Passage shown –
········

The neon goby (Elacatinus oceanops formerly Gobiosoma oceanops) is a fantastic cleaner fish that is readily bred in captivity, easy to keep and fascinating to observe. Because the neon goby reaches only about five centimeter in length in the aquarium, it is an ideal fish for small systems, but because it can also be kept in groups, several (up to seven or more) neon gobies are wholly appropriate in a large aquarium. This is such a great fish, that it truly is hard to imagine a tank without one or more.
Captive Bred Neon Gobies
This small reef-associated fish hails from the western Atlantic and can be found from Central America north to South Florida and the Texas Gulf coast. Because it is a relatively easy to fish to breed in captivity (it was one of the first saltwater fishes to be bred in captivity in the mid-1970s), it is frequently available as a captive-bred specimen. In addition to the fact that purchasing a captive bred animal is the ultimate when it comes to sustainability, captive bred neon gobies make an already hardy fish nearly bulletproof.

········

Listed records –
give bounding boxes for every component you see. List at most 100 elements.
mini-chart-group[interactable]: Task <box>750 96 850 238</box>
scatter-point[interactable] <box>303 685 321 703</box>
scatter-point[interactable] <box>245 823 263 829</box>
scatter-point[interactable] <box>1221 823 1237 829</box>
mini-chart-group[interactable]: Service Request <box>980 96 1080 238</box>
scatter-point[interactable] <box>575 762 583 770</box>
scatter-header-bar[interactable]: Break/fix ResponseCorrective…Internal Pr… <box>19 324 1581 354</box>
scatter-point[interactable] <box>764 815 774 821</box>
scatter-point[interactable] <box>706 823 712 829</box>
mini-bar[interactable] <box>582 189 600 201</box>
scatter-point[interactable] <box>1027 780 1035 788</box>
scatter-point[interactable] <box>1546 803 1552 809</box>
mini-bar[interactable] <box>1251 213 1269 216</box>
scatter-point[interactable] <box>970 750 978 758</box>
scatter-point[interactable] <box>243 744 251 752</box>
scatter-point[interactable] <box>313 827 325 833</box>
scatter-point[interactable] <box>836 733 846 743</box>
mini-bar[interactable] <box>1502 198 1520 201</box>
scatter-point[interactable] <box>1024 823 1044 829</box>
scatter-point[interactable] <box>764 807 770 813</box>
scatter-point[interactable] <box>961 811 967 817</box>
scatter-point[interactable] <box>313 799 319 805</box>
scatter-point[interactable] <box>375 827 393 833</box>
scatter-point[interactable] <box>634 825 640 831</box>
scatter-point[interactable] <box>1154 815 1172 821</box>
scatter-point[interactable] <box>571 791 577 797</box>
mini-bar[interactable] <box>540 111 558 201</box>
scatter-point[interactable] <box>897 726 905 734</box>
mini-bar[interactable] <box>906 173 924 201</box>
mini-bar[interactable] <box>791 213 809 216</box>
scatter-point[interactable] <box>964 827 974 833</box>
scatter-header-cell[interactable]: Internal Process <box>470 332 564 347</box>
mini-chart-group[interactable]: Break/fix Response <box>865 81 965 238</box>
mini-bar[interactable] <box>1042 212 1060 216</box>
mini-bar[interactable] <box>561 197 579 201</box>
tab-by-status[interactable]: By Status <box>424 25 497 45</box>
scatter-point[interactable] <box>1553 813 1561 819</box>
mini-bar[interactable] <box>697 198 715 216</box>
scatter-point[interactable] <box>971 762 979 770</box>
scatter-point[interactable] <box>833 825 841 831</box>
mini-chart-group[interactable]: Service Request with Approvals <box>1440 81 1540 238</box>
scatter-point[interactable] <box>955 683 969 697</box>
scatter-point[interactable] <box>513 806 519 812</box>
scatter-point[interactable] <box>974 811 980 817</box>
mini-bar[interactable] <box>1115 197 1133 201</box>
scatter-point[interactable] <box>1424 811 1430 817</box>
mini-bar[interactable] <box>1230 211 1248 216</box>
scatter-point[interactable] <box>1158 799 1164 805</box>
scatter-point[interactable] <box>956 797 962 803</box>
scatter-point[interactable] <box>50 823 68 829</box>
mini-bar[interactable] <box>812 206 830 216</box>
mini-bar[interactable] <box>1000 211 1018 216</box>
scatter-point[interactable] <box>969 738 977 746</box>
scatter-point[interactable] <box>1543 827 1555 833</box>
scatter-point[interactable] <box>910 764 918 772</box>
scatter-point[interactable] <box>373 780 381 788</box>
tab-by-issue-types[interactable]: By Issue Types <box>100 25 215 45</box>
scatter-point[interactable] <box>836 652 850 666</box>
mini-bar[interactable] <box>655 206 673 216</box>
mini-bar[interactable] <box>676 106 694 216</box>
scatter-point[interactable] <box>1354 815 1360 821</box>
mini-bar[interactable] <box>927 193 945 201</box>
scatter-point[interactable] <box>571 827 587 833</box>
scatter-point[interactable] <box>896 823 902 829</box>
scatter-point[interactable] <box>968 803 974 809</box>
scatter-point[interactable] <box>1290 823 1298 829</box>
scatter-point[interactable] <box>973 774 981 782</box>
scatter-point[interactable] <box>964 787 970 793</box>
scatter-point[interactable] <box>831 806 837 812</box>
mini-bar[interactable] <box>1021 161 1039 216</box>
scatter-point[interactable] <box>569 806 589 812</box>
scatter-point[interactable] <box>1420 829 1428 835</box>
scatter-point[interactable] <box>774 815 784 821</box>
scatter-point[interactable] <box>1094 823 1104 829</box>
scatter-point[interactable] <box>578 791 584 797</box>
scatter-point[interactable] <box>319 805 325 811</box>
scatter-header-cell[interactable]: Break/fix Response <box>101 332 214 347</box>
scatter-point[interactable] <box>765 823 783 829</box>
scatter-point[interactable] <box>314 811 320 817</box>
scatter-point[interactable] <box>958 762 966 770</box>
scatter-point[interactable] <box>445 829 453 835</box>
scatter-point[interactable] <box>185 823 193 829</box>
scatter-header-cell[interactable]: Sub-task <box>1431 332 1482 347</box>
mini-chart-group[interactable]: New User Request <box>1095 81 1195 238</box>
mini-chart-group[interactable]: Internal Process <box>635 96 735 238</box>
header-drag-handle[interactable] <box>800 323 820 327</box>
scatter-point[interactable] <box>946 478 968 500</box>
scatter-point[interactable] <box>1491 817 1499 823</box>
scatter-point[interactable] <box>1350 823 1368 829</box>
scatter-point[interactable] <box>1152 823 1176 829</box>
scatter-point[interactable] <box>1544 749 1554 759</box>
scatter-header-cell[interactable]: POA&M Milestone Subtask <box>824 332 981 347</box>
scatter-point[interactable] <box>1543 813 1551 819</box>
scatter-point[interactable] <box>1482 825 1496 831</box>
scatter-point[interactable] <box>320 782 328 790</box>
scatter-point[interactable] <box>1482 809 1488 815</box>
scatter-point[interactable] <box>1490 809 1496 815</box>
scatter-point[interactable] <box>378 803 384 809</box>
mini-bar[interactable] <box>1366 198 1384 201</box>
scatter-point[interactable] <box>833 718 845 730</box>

········

Apply what you read –
A - Check each statement against the neon goby text. Answer yes or no for each, and quote the words from the text that decide it.
(i) The neon goby was among the first saltwater fishes bred in captivity, in the mid-1970s.
(ii) The neon goby should be kept only singly.
(iii) The neon goby's range extends north to South Florida and the Texas Gulf coast.
B - Continue the neon goby text from its final sentence.

Task-by-task outputs –
A -
(i) Yes: "it was one of the first saltwater fishes to be bred in captivity in the mid-1970s"
(ii) No: "because it can also be kept in groups, several (up to seven or more) neon gobies are wholly appropriate in a large aquarium"
(iii) Yes: "can be found from Central America north to South Florida and the Texas Gulf coast"

B -
Neon Goby Husbandry
The neon goby is very easy to keep in a tropical saltwater aquarium, and even an absolute beginner can have success with this animal. This is not the case with any other cleaner fish, but more on that in a minute. Many aquarists recommend adding one neon goby per 25 gallons, and the fish should be acclimated like any other fish. Once acclimated, expect to see the neon goby advertising its cleaning services at a “cleaner station”—usually an outcrop of live rock or, occasionally, a coral head.
A huge advantage of the neon goby over most other cleaner fishes is that the neon goby is not an obligate cleaner (it doesn’t rely on cleaning parasites for optimal health). As such, the neon goby will do well in an aquarium without any parasites at all. The neon goby will supplement its diet of ectoparasites, dead skin and other detritus it cleans from the skin of fishes with almost any commercially prepared food including flakes, pellets and frozen foods. Just be sure the food is small enough that the neon goby can actually eat it.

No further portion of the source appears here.